## [Directions]
In the material below, find how many lines contain the string "screenshot". Write only that number.

## [Records for this task]
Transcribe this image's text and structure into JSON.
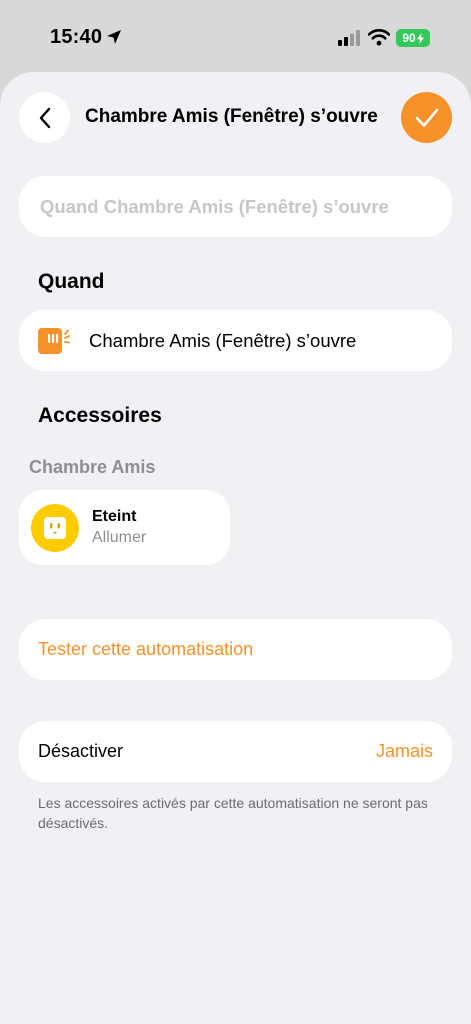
{
  "status_bar": {
    "time": "15:40",
    "battery": "90"
  },
  "header": {
    "title": "Chambre Amis (Fenêtre) s’ouvre"
  },
  "name_field": {
    "placeholder": "Quand Chambre Amis (Fenêtre) s’ouvre"
  },
  "when_section": {
    "title": "Quand",
    "trigger_label": "Chambre Amis (Fenêtre) s’ouvre"
  },
  "accessories_section": {
    "title": "Accessoires",
    "room": "Chambre Amis",
    "accessory_name": "Eteint",
    "accessory_action": "Allumer"
  },
  "test_button": {
    "label": "Tester cette automatisation"
  },
  "disable_row": {
    "label": "Désactiver",
    "value": "Jamais"
  },
  "footnote": "Les accessoires activés par cette automatisation ne seront pas désactivés.",
  "colors": {
    "accent": "#f7922b",
    "outlet": "#ffcc00",
    "battery": "#34c759",
    "background": "#f1f0f5"
  },
  "icons": [
    "location-arrow-icon",
    "cellular-signal-icon",
    "wifi-icon",
    "battery-icon",
    "chevron-left-icon",
    "checkmark-icon",
    "window-sensor-icon",
    "outlet-icon"
  ]
}
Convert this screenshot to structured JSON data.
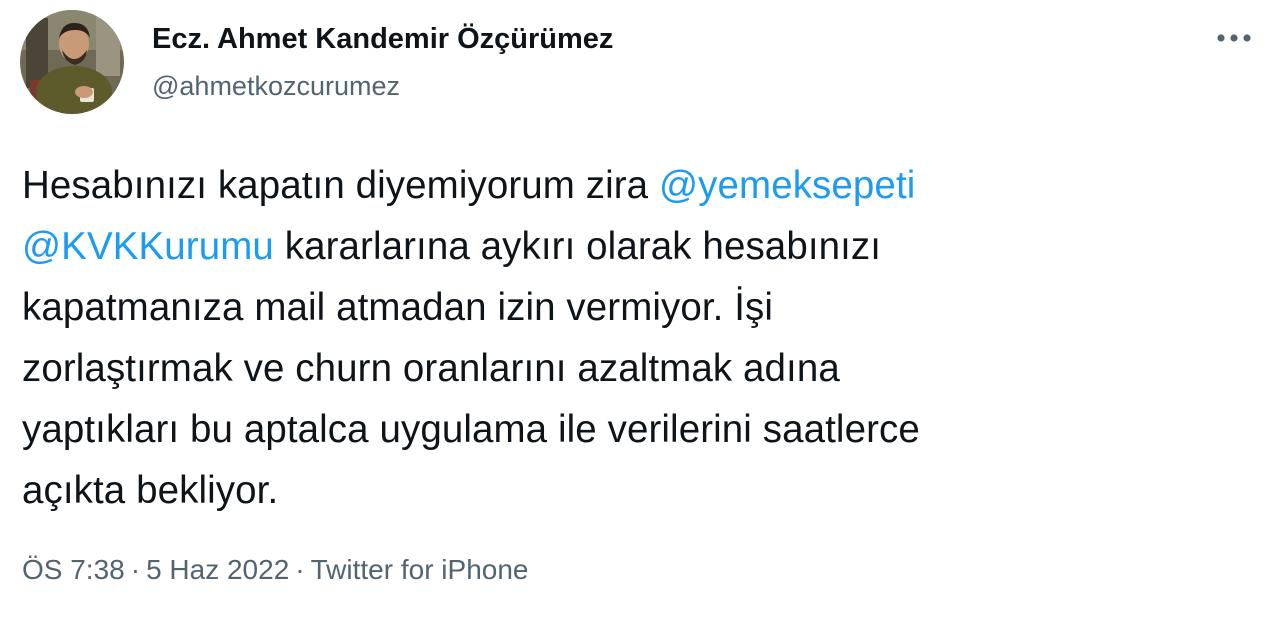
{
  "author": {
    "display_name": "Ecz. Ahmet Kandemir Özçürümez",
    "handle": "@ahmetkozcurumez",
    "avatar_icon": "profile-photo"
  },
  "more_icon": "more-horizontal-icon",
  "tweet": {
    "lines": [
      [
        {
          "text": "Hesabınızı kapatın diyemiyorum zira ",
          "mention": false
        },
        {
          "text": "@yemeksepeti",
          "mention": true
        }
      ],
      [
        {
          "text": "@KVKKurumu",
          "mention": true
        },
        {
          "text": " kararlarına aykırı olarak hesabınızı",
          "mention": false
        }
      ],
      [
        {
          "text": "kapatmanıza mail atmadan izin vermiyor. İşi",
          "mention": false
        }
      ],
      [
        {
          "text": "zorlaştırmak ve churn oranlarını azaltmak adına",
          "mention": false
        }
      ],
      [
        {
          "text": "yaptıkları bu aptalca uygulama ile verilerini saatlerce",
          "mention": false
        }
      ],
      [
        {
          "text": "açıkta bekliyor.",
          "mention": false
        }
      ]
    ]
  },
  "meta": {
    "time": "ÖS 7:38",
    "separator": "·",
    "date": "5 Haz 2022",
    "source": "Twitter for iPhone"
  },
  "colors": {
    "text": "#0f1419",
    "secondary": "#536471",
    "mention": "#1d9bf0"
  }
}
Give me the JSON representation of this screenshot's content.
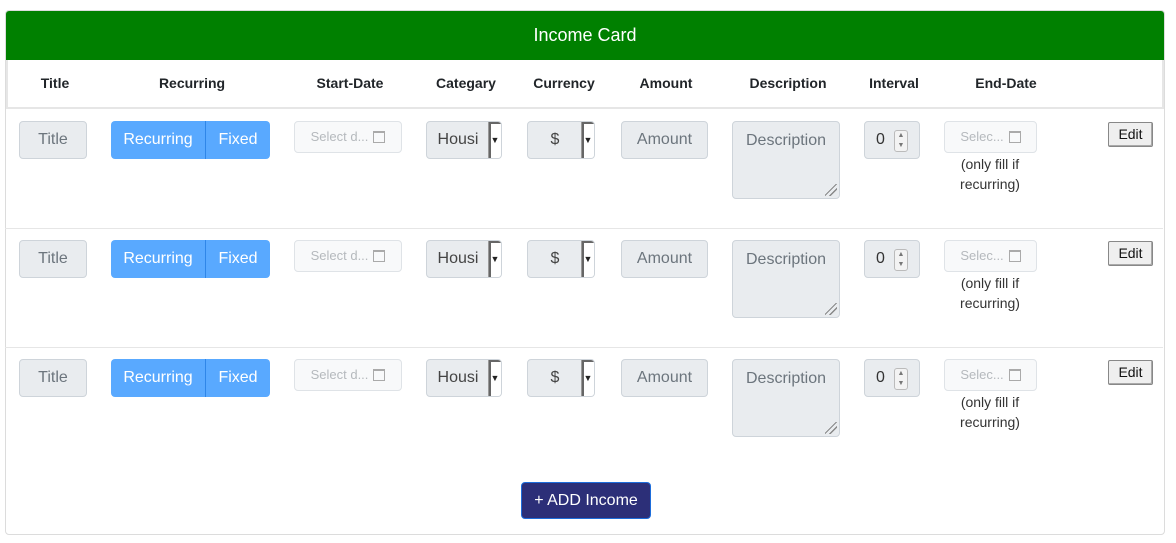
{
  "card": {
    "title": "Income Card"
  },
  "columns": [
    "Title",
    "Recurring",
    "Start-Date",
    "Categary",
    "Currency",
    "Amount",
    "Description",
    "Interval",
    "End-Date"
  ],
  "rows": [
    {
      "title_placeholder": "Title",
      "toggle_left": "Recurring",
      "toggle_right": "Fixed",
      "start_date_placeholder": "Select d...",
      "category": "Housi",
      "currency": "$",
      "amount_placeholder": "Amount",
      "description_placeholder": "Description",
      "interval": "0",
      "end_date_placeholder": "Selec...",
      "end_date_hint_1": "(only fill if",
      "end_date_hint_2": "recurring)",
      "edit_label": "Edit"
    },
    {
      "title_placeholder": "Title",
      "toggle_left": "Recurring",
      "toggle_right": "Fixed",
      "start_date_placeholder": "Select d...",
      "category": "Housi",
      "currency": "$",
      "amount_placeholder": "Amount",
      "description_placeholder": "Description",
      "interval": "0",
      "end_date_placeholder": "Selec...",
      "end_date_hint_1": "(only fill if",
      "end_date_hint_2": "recurring)",
      "edit_label": "Edit"
    },
    {
      "title_placeholder": "Title",
      "toggle_left": "Recurring",
      "toggle_right": "Fixed",
      "start_date_placeholder": "Select d...",
      "category": "Housi",
      "currency": "$",
      "amount_placeholder": "Amount",
      "description_placeholder": "Description",
      "interval": "0",
      "end_date_placeholder": "Selec...",
      "end_date_hint_1": "(only fill if",
      "end_date_hint_2": "recurring)",
      "edit_label": "Edit"
    }
  ],
  "add_button": "+ ADD Income",
  "icons": {
    "date": "calendar-icon",
    "dropdown": "chevron-down-icon",
    "spinner": "spinner-icon",
    "resize": "resize-grip-icon"
  },
  "colors": {
    "header_bg": "#008000",
    "toggle_bg": "#59a9ff",
    "add_button_bg": "#2c2f78"
  }
}
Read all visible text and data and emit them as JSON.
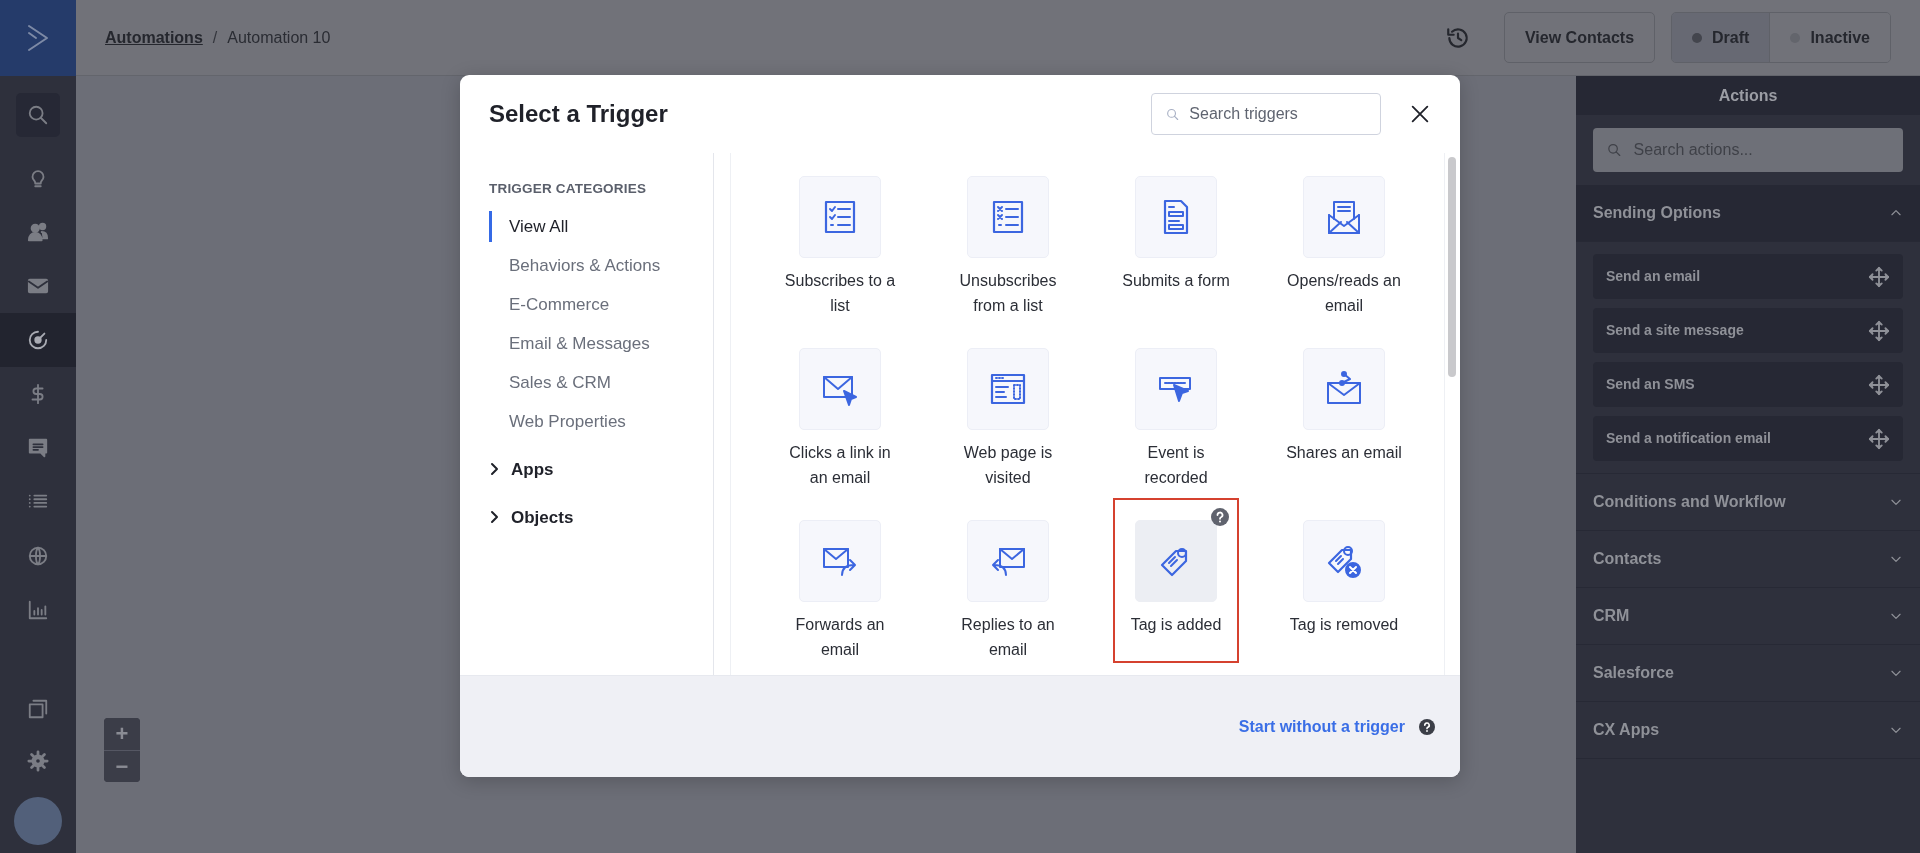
{
  "breadcrumb": {
    "parent": "Automations",
    "separator": "/",
    "current": "Automation 10"
  },
  "header_actions": {
    "view_contacts": "View Contacts",
    "status": [
      {
        "label": "Draft",
        "selected": true
      },
      {
        "label": "Inactive",
        "selected": false
      }
    ]
  },
  "sidebar": {
    "items": [
      {
        "selected": false
      },
      {
        "selected": false
      },
      {
        "selected": false
      },
      {
        "selected": true
      },
      {
        "selected": false
      },
      {
        "selected": false
      },
      {
        "selected": false
      },
      {
        "selected": false
      },
      {
        "selected": false
      }
    ]
  },
  "zoom_controls": {
    "zoom_in": "+",
    "zoom_out": "−"
  },
  "modal": {
    "title": "Select a Trigger",
    "search": {
      "placeholder": "Search triggers"
    },
    "categories_heading": "TRIGGER CATEGORIES",
    "categories": [
      {
        "label": "View All",
        "selected": true
      },
      {
        "label": "Behaviors & Actions",
        "selected": false
      },
      {
        "label": "E-Commerce",
        "selected": false
      },
      {
        "label": "Email & Messages",
        "selected": false
      },
      {
        "label": "Sales & CRM",
        "selected": false
      },
      {
        "label": "Web Properties",
        "selected": false
      }
    ],
    "groups": [
      {
        "label": "Apps",
        "expanded": false
      },
      {
        "label": "Objects",
        "expanded": false
      }
    ],
    "triggers": [
      {
        "label": "Subscribes to a list",
        "selected": false
      },
      {
        "label": "Unsubscribes from a list",
        "selected": false
      },
      {
        "label": "Submits a form",
        "selected": false
      },
      {
        "label": "Opens/reads an email",
        "selected": false
      },
      {
        "label": "Clicks a link in an email",
        "selected": false
      },
      {
        "label": "Web page is visited",
        "selected": false
      },
      {
        "label": "Event is recorded",
        "selected": false
      },
      {
        "label": "Shares an email",
        "selected": false
      },
      {
        "label": "Forwards an email",
        "selected": false
      },
      {
        "label": "Replies to an email",
        "selected": false
      },
      {
        "label": "Tag is added",
        "selected": true
      },
      {
        "label": "Tag is removed",
        "selected": false
      }
    ],
    "footer_link": "Start without a trigger"
  },
  "actions_panel": {
    "title": "Actions",
    "search": {
      "placeholder": "Search actions..."
    },
    "sections": [
      {
        "label": "Sending Options",
        "expanded": true,
        "items": [
          "Send an email",
          "Send a site message",
          "Send an SMS",
          "Send a notification email"
        ]
      },
      {
        "label": "Conditions and Workflow",
        "expanded": false
      },
      {
        "label": "Contacts",
        "expanded": false
      },
      {
        "label": "CRM",
        "expanded": false
      },
      {
        "label": "Salesforce",
        "expanded": false
      },
      {
        "label": "CX Apps",
        "expanded": false
      }
    ]
  }
}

## [Correct output]
2